— Begin DATA ENTRIES —

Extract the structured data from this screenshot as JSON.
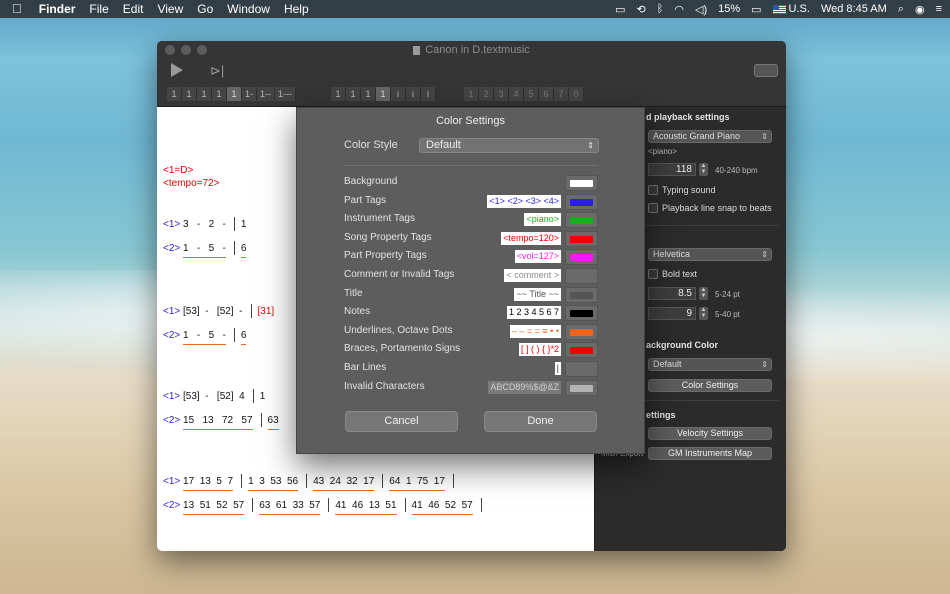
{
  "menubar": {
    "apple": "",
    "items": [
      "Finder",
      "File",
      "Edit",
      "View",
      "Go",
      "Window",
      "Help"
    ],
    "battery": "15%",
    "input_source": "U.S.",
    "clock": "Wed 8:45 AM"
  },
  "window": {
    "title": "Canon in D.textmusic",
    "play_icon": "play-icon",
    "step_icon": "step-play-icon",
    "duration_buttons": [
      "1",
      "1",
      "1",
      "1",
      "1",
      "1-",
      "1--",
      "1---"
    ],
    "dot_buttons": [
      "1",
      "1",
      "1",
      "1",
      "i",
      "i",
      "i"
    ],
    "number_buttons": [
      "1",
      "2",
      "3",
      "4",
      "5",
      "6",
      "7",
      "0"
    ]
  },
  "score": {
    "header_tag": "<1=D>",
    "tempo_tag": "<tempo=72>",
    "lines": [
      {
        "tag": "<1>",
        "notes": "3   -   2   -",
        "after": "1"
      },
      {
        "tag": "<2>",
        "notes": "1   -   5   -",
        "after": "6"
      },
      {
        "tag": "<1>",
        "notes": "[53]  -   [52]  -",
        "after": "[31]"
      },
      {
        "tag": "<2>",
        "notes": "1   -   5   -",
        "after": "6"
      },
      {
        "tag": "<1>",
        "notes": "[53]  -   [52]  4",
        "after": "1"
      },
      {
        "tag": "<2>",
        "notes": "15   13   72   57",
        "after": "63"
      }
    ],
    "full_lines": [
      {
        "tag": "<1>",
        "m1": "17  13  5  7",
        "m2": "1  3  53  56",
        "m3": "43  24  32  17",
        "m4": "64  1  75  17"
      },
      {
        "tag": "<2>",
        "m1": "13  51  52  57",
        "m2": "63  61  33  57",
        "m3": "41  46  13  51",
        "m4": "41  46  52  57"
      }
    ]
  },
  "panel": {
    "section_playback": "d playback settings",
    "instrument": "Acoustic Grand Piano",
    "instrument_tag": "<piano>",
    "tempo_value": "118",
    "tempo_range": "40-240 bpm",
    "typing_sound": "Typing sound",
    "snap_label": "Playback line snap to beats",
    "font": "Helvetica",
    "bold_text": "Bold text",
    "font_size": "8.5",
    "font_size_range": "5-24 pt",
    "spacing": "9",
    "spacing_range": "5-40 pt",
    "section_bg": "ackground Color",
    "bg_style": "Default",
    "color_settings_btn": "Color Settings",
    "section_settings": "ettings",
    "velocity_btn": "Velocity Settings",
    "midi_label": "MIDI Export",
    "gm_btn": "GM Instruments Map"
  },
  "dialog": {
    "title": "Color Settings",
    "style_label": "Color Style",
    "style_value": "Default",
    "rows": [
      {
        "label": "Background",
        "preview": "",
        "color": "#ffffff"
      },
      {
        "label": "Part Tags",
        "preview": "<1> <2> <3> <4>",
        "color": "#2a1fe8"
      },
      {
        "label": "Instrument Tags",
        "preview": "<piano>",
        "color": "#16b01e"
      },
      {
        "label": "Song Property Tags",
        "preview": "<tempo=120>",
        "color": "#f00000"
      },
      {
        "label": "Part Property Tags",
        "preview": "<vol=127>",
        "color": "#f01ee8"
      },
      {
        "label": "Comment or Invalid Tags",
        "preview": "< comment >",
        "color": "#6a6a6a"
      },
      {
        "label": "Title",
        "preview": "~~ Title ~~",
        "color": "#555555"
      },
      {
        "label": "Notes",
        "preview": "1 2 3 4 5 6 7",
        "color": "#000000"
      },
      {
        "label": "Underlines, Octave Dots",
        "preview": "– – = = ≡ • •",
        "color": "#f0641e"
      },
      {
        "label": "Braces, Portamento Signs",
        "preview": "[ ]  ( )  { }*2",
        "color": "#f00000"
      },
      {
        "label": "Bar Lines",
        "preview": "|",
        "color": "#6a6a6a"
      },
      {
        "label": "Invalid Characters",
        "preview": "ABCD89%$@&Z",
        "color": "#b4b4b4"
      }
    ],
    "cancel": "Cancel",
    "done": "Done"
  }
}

— End DATA ENTRIES —
— Begin DATA ENTRIES —

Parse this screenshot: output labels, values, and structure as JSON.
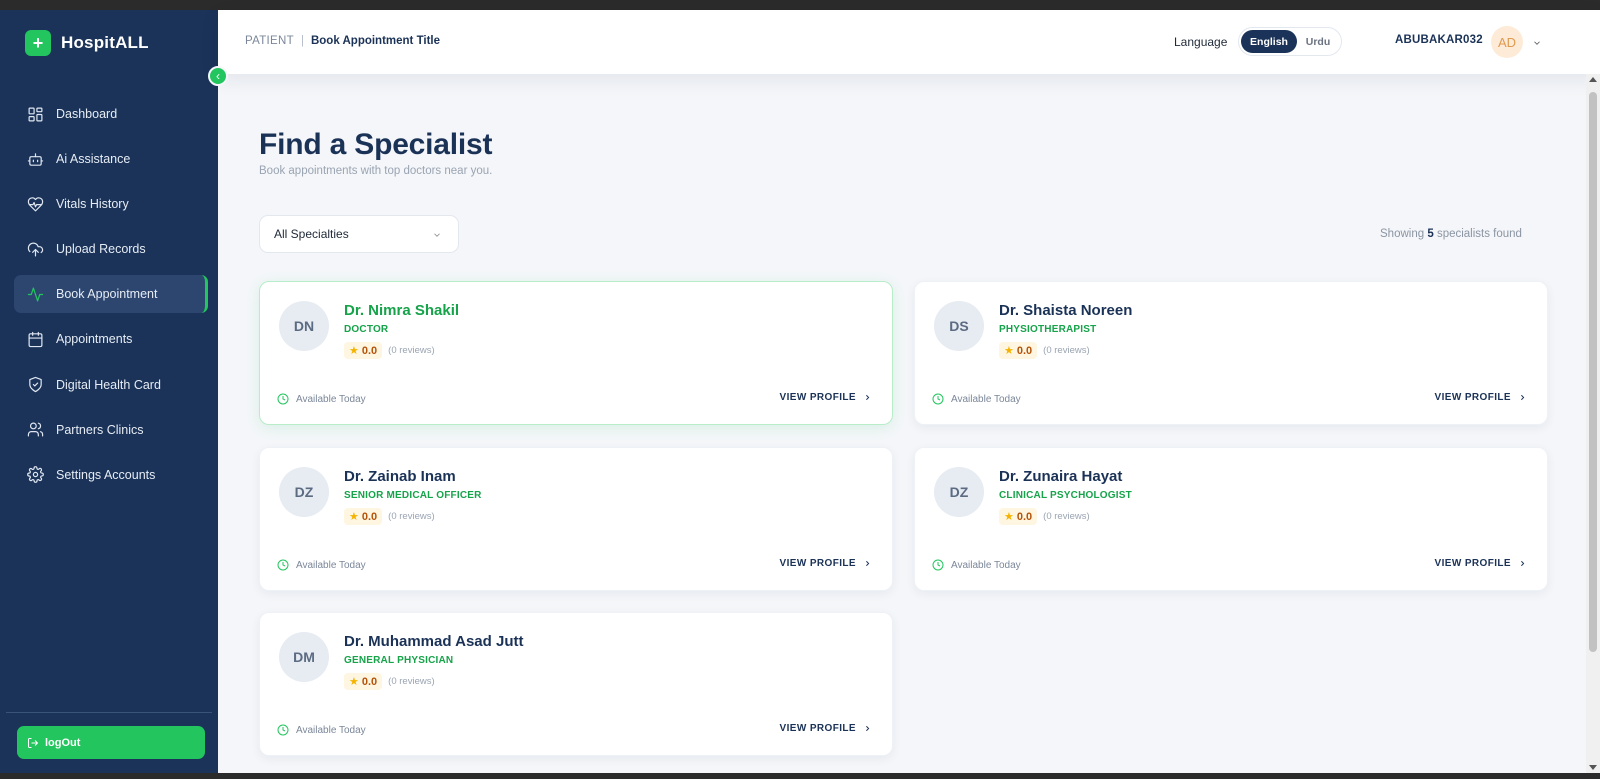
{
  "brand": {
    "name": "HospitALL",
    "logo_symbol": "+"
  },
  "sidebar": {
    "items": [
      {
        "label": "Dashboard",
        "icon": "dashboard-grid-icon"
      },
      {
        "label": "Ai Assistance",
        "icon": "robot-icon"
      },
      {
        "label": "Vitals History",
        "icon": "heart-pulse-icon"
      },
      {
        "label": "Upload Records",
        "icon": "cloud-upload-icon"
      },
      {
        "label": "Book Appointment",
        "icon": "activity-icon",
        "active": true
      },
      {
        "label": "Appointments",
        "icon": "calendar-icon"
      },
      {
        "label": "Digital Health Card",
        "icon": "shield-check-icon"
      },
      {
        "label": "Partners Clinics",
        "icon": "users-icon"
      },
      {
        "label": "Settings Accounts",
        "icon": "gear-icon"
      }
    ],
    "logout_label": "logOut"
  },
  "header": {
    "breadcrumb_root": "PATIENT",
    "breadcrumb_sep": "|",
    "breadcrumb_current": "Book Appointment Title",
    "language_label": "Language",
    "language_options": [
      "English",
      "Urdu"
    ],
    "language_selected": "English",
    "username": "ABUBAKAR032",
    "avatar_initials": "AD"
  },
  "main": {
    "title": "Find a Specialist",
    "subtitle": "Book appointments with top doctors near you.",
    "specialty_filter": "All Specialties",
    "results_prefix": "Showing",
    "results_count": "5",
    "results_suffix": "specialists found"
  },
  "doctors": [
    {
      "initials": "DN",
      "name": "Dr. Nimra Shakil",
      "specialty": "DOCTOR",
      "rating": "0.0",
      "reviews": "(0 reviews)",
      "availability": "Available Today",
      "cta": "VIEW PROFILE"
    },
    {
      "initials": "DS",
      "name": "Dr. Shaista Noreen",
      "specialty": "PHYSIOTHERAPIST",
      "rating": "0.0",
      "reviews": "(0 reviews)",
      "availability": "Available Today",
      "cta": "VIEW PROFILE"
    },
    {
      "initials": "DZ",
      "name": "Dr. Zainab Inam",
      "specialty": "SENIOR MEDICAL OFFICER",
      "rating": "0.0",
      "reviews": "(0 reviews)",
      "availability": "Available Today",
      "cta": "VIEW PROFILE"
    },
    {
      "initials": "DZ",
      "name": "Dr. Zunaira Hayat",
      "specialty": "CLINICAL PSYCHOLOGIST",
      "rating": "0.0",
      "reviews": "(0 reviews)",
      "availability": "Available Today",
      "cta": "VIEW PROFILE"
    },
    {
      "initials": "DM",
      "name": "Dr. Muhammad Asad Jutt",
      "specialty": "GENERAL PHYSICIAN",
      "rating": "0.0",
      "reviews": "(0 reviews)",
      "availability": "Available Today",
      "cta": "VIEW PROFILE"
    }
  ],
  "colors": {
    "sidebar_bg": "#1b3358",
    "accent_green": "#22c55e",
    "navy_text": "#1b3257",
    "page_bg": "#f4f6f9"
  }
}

— End DATA ENTRIES —

- **EXERCISE DIRECTIONS**
Return every line containing "English".

- **TASK RESULT**
      "English",
    "language_selected": "English",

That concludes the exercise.